- _Data section_:

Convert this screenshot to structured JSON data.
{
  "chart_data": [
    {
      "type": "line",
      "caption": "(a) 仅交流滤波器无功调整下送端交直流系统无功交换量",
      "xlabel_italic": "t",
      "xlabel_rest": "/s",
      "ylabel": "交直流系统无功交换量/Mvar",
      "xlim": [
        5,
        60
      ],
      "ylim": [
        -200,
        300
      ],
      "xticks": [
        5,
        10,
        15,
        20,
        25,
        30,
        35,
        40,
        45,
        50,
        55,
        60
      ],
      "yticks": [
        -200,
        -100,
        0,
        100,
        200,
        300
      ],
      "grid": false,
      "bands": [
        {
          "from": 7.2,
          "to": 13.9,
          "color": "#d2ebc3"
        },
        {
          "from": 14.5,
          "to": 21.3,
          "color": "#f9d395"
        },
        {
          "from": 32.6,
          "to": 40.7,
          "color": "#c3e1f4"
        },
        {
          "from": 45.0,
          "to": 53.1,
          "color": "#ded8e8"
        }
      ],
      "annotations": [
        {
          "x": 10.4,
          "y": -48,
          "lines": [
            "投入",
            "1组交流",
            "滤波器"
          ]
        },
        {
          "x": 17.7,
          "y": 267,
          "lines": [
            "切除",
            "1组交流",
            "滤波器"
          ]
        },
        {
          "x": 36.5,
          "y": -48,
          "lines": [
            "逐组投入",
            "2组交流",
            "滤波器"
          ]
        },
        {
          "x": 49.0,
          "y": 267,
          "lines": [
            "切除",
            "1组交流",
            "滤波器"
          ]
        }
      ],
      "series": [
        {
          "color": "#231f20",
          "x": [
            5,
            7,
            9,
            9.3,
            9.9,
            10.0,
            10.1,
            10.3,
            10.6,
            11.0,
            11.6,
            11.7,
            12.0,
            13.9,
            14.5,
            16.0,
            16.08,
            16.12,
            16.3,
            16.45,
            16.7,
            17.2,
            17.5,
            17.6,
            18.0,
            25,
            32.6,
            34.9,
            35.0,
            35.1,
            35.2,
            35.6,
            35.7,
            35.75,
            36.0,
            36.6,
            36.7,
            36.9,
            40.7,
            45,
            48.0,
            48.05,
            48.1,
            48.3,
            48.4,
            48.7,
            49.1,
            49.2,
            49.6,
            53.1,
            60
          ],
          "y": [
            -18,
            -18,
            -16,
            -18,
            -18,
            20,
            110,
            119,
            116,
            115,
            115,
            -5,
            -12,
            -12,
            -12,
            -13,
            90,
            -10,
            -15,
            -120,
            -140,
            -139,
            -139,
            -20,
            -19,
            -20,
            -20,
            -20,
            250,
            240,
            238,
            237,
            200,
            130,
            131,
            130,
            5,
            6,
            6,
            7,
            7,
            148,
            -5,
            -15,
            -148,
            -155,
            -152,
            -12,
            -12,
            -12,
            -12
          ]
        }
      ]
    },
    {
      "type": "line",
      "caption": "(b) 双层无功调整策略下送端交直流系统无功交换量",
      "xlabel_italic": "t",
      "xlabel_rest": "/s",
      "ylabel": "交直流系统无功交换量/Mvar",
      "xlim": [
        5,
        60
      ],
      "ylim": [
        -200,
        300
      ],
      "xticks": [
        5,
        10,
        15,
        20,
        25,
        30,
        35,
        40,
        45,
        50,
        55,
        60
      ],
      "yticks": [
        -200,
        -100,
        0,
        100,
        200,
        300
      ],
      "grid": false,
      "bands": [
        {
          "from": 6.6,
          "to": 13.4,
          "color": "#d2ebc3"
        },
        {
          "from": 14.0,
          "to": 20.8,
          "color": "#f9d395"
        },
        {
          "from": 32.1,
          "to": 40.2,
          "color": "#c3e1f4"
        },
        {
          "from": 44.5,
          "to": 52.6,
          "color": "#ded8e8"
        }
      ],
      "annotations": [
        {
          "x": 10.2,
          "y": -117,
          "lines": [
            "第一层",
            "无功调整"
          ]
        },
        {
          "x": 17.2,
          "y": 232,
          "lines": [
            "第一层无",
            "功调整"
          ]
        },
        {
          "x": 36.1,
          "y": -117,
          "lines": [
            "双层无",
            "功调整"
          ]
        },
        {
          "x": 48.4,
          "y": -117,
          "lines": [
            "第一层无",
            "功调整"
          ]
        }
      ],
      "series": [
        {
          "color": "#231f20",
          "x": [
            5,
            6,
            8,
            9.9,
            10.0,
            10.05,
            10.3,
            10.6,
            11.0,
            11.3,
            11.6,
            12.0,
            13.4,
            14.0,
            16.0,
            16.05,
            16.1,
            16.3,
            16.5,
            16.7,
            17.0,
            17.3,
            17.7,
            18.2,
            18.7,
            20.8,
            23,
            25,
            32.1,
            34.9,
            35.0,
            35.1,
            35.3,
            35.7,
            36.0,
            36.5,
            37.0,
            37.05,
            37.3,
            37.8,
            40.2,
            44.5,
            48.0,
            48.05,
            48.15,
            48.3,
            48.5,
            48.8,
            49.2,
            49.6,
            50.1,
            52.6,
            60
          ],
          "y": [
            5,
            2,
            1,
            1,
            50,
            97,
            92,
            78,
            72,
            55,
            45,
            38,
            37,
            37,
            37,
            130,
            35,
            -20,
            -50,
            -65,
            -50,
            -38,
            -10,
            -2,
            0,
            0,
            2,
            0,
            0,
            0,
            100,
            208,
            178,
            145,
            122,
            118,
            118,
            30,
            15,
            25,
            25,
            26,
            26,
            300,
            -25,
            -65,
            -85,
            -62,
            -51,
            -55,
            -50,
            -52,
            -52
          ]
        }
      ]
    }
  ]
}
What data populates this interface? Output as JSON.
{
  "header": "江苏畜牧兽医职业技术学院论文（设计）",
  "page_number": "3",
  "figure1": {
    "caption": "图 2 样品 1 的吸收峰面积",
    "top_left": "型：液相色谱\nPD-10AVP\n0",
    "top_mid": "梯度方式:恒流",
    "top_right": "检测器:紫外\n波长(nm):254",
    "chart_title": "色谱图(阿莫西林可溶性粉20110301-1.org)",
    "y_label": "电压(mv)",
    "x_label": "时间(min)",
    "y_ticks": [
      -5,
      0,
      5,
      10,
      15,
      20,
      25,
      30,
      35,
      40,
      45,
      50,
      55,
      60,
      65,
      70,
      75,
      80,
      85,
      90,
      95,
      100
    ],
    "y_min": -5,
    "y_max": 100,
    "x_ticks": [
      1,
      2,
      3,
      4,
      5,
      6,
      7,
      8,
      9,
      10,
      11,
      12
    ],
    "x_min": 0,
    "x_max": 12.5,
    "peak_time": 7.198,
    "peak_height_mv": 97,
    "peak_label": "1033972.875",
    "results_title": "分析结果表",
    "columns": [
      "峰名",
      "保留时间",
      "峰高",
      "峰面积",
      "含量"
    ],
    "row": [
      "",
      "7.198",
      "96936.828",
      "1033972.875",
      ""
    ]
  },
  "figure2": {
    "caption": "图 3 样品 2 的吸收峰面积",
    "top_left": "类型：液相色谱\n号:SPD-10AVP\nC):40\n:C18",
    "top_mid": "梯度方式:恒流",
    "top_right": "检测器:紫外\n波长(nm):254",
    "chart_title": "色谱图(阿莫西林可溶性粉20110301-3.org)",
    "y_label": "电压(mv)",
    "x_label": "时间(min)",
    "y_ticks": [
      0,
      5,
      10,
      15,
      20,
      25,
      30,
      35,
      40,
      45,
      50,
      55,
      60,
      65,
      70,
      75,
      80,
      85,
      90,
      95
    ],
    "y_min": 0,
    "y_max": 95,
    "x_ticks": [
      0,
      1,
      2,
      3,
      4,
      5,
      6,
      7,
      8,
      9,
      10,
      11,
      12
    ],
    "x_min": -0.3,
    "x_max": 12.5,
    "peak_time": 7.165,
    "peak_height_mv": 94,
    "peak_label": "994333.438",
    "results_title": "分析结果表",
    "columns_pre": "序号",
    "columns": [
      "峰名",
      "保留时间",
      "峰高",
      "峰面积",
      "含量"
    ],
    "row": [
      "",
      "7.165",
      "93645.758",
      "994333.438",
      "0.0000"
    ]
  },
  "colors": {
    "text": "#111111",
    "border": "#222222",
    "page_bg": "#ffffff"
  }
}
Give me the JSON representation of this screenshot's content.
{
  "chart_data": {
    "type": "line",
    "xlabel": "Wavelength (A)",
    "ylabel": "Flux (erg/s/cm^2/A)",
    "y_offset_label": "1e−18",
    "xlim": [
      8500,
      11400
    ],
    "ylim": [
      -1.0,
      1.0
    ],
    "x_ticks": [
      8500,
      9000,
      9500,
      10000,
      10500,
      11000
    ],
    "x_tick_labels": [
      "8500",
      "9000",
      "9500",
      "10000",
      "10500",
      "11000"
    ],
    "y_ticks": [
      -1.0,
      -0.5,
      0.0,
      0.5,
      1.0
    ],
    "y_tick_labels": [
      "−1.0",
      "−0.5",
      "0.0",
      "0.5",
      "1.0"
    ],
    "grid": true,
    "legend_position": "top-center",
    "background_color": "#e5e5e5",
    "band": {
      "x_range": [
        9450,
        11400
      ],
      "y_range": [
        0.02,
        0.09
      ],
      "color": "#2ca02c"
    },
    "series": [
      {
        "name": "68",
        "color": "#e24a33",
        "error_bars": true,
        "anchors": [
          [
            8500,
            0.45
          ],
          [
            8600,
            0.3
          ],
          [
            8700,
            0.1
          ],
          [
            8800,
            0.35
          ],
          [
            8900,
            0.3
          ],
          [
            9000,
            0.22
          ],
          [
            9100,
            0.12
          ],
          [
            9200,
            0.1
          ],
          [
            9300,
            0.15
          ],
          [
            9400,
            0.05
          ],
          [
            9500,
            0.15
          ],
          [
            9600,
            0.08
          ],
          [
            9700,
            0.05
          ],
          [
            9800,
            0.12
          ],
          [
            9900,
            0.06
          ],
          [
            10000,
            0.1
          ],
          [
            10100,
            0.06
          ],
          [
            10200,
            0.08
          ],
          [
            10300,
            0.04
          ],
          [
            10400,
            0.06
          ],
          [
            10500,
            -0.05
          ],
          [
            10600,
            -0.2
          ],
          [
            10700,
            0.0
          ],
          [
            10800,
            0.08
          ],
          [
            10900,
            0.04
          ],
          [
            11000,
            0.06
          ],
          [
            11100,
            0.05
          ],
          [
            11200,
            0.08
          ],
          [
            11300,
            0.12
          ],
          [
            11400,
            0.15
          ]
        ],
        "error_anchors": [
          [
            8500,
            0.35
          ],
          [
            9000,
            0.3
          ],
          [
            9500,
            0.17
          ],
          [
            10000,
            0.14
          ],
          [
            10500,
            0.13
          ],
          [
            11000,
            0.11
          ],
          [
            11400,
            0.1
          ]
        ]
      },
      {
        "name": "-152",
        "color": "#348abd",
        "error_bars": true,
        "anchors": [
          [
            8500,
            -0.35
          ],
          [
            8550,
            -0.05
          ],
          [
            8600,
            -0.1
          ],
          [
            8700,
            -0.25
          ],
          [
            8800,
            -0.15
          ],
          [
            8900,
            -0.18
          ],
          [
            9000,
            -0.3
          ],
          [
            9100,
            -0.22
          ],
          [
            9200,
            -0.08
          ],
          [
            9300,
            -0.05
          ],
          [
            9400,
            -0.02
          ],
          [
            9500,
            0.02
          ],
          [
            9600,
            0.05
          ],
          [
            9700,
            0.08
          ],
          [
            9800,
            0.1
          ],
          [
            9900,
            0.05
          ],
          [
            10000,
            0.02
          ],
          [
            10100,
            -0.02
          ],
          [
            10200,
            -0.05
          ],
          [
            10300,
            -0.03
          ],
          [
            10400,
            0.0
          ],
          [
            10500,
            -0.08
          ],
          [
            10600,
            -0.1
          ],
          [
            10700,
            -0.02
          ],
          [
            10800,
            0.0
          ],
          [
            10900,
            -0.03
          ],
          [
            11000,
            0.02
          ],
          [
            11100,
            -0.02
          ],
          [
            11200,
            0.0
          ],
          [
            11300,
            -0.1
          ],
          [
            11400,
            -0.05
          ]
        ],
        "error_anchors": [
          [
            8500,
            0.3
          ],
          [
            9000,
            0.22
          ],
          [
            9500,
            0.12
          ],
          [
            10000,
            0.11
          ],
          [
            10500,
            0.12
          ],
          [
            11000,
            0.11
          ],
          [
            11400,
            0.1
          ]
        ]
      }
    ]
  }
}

- _Work required_:
Locate each line containing the string "JSON" and show it.

- _Task response_:
Convert this screenshot to structured JSON data.
What data populates this interface? Output as JSON.
Give me the JSON representation of this screenshot's content.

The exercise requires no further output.